● What this task involves
Keep only the lines of the data below that contain "name", and copy them.

● Chart and figure data

..........

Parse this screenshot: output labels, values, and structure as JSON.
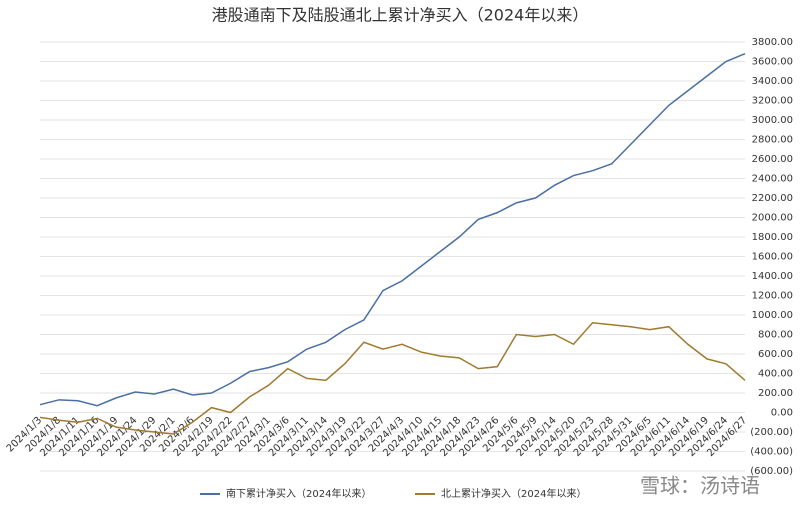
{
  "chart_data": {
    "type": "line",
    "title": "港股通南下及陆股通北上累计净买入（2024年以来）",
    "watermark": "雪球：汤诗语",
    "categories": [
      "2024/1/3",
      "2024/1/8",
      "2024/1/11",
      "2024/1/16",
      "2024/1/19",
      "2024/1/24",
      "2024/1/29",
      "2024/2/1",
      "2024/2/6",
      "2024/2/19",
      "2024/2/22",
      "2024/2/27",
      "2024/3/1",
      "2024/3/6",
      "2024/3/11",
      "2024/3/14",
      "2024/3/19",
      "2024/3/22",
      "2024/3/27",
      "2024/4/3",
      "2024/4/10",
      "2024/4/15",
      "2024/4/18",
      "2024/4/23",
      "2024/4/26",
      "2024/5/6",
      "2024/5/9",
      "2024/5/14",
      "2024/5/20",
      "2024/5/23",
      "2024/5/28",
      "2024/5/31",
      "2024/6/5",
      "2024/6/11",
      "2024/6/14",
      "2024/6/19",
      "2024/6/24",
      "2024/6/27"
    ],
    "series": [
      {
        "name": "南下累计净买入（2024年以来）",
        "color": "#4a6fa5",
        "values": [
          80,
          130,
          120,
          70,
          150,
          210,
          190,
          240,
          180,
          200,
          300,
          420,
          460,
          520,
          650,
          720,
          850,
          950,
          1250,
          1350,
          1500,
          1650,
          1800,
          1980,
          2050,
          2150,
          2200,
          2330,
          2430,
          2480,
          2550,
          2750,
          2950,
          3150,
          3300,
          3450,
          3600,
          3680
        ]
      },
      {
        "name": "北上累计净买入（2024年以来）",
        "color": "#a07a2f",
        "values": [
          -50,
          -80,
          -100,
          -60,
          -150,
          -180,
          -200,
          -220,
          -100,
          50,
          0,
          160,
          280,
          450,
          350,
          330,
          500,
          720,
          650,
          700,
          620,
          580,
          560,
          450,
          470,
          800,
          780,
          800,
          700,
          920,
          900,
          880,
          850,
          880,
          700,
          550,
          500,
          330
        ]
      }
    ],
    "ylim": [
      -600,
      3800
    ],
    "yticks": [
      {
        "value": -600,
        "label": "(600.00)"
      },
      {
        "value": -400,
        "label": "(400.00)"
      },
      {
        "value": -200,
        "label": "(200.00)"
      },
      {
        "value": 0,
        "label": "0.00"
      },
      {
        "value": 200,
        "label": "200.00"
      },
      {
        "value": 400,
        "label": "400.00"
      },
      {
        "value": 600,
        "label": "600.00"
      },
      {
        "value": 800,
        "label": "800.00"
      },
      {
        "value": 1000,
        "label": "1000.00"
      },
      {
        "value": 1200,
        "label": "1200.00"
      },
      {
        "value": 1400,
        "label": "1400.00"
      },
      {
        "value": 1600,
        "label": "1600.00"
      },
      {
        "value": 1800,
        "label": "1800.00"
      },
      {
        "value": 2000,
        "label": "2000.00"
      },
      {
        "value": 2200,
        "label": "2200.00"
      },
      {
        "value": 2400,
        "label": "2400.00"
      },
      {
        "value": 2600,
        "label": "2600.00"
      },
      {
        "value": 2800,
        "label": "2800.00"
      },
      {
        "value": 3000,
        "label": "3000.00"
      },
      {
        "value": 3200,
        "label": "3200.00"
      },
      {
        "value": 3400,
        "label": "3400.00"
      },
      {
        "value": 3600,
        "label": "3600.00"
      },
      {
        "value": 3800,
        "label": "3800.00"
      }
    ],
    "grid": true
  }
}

..........

● Result of the task
        "name": "南下累计净买入（2024年以来）",
        "name": "北上累计净买入（2024年以来）",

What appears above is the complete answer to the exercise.